- [Exercise]: In full and without alteration, give the listing again.

- [Entries shown]:
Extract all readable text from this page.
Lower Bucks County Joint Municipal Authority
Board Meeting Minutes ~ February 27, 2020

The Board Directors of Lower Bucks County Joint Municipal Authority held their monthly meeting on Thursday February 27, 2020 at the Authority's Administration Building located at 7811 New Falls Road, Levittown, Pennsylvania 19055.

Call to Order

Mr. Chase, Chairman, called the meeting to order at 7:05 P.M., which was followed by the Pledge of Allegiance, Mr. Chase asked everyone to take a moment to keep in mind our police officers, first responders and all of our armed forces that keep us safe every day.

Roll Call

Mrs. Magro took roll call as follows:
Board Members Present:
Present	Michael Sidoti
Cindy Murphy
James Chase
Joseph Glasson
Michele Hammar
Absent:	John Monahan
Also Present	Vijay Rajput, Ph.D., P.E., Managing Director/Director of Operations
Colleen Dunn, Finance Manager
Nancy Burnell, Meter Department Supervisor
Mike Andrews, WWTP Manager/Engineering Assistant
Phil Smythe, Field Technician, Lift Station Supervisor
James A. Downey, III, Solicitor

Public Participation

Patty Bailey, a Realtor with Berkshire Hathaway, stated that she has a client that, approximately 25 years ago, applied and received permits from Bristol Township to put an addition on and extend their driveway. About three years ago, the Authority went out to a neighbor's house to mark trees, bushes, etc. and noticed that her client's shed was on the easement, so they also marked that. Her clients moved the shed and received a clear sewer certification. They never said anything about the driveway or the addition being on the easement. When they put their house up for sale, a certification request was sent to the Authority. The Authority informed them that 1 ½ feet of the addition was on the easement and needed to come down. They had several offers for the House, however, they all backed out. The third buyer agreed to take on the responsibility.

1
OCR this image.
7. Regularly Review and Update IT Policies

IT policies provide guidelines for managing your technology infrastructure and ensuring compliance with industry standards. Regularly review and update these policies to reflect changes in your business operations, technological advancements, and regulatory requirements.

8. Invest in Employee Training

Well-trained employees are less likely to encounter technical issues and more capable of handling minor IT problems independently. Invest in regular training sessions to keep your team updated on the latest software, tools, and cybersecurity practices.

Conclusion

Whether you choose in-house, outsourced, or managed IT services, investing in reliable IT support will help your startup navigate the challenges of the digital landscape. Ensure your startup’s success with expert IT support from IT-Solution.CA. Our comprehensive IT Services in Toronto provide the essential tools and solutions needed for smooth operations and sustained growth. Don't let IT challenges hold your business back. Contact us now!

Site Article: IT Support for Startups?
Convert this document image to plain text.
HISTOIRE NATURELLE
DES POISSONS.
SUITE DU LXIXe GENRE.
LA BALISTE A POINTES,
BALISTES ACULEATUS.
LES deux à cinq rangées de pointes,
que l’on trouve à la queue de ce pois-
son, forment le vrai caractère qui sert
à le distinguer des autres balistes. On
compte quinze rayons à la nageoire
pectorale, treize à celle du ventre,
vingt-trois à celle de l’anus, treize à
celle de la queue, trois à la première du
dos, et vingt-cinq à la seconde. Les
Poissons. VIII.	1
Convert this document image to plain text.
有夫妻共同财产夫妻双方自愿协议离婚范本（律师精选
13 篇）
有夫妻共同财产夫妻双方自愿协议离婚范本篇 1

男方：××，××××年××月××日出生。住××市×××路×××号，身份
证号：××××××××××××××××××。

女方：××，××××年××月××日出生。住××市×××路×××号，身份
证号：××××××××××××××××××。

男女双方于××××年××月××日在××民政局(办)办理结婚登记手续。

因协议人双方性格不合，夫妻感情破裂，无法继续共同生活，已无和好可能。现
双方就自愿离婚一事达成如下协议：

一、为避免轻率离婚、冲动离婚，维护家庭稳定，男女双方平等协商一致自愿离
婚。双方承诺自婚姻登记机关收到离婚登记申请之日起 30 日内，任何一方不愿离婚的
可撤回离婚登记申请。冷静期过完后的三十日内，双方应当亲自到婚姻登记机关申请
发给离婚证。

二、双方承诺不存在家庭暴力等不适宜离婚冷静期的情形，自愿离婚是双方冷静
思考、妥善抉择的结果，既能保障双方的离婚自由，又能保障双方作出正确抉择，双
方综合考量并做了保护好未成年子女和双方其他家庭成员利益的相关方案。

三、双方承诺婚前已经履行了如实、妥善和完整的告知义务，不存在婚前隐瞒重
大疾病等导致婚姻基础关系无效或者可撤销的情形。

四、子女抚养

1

- [Reply]:
Extract all readable text from this page.
Lower Bucks County Joint Municipal Authority
Board Meeting Minutes ~ February 27, 2020

The Board Directors of Lower Bucks County Joint Municipal Authority held their monthly meeting on Thursday February 27, 2020 at the Authority's Administration Building located at 7811 New Falls Road, Levittown, Pennsylvania 19055.

Call to Order

Mr. Chase, Chairman, called the meeting to order at 7:05 P.M., which was followed by the Pledge of Allegiance, Mr. Chase asked everyone to take a moment to keep in mind our police officers, first responders and all of our armed forces that keep us safe every day.

Roll Call

Mrs. Magro took roll call as follows:
Board Members Present:
Present	Michael Sidoti
Cindy Murphy
James Chase
Joseph Glasson
Michele Hammar
Absent:	John Monahan
Also Present	Vijay Rajput, Ph.D., P.E., Managing Director/Director of Operations
Colleen Dunn, Finance Manager
Nancy Burnell, Meter Department Supervisor
Mike Andrews, WWTP Manager/Engineering Assistant
Phil Smythe, Field Technician, Lift Station Supervisor
James A. Downey, III, Solicitor

Public Participation

Patty Bailey, a Realtor with Berkshire Hathaway, stated that she has a client that, approximately 25 years ago, applied and received permits from Bristol Township to put an addition on and extend their driveway. About three years ago, the Authority went out to a neighbor's house to mark trees, bushes, etc. and noticed that her client's shed was on the easement, so they also marked that. Her clients moved the shed and received a clear sewer certification. They never said anything about the driveway or the addition being on the easement. When they put their house up for sale, a certification request was sent to the Authority. The Authority informed them that 1 ½ feet of the addition was on the easement and needed to come down. They had several offers for the House, however, they all backed out. The third buyer agreed to take on the responsibility.

1
OCR this image.
7. Regularly Review and Update IT Policies

IT policies provide guidelines for managing your technology infrastructure and ensuring compliance with industry standards. Regularly review and update these policies to reflect changes in your business operations, technological advancements, and regulatory requirements.

8. Invest in Employee Training

Well-trained employees are less likely to encounter technical issues and more capable of handling minor IT problems independently. Invest in regular training sessions to keep your team updated on the latest software, tools, and cybersecurity practices.

Conclusion

Whether you choose in-house, outsourced, or managed IT services, investing in reliable IT support will help your startup navigate the challenges of the digital landscape. Ensure your startup’s success with expert IT support from IT-Solution.CA. Our comprehensive IT Services in Toronto provide the essential tools and solutions needed for smooth operations and sustained growth. Don't let IT challenges hold your business back. Contact us now!

Site Article: IT Support for Startups?
Convert this document image to plain text.
HISTOIRE NATURELLE
DES POISSONS.
SUITE DU LXIXe GENRE.
LA BALISTE A POINTES,
BALISTES ACULEATUS.
LES deux à cinq rangées de pointes,
que l’on trouve à la queue de ce pois-
son, forment le vrai caractère qui sert
à le distinguer des autres balistes. On
compte quinze rayons à la nageoire
pectorale, treize à celle du ventre,
vingt-trois à celle de l’anus, treize à
celle de la queue, trois à la première du
dos, et vingt-cinq à la seconde. Les
Poissons. VIII.	1
Convert this document image to plain text.
有夫妻共同财产夫妻双方自愿协议离婚范本（律师精选
13 篇）
有夫妻共同财产夫妻双方自愿协议离婚范本篇 1

男方：××，××××年××月××日出生。住××市×××路×××号，身份
证号：××××××××××××××××××。

女方：××，××××年××月××日出生。住××市×××路×××号，身份
证号：××××××××××××××××××。

男女双方于××××年××月××日在××民政局(办)办理结婚登记手续。

因协议人双方性格不合，夫妻感情破裂，无法继续共同生活，已无和好可能。现
双方就自愿离婚一事达成如下协议：

一、为避免轻率离婚、冲动离婚，维护家庭稳定，男女双方平等协商一致自愿离
婚。双方承诺自婚姻登记机关收到离婚登记申请之日起 30 日内，任何一方不愿离婚的
可撤回离婚登记申请。冷静期过完后的三十日内，双方应当亲自到婚姻登记机关申请
发给离婚证。

二、双方承诺不存在家庭暴力等不适宜离婚冷静期的情形，自愿离婚是双方冷静
思考、妥善抉择的结果，既能保障双方的离婚自由，又能保障双方作出正确抉择，双
方综合考量并做了保护好未成年子女和双方其他家庭成员利益的相关方案。

三、双方承诺婚前已经履行了如实、妥善和完整的告知义务，不存在婚前隐瞒重
大疾病等导致婚姻基础关系无效或者可撤销的情形。

四、子女抚养

1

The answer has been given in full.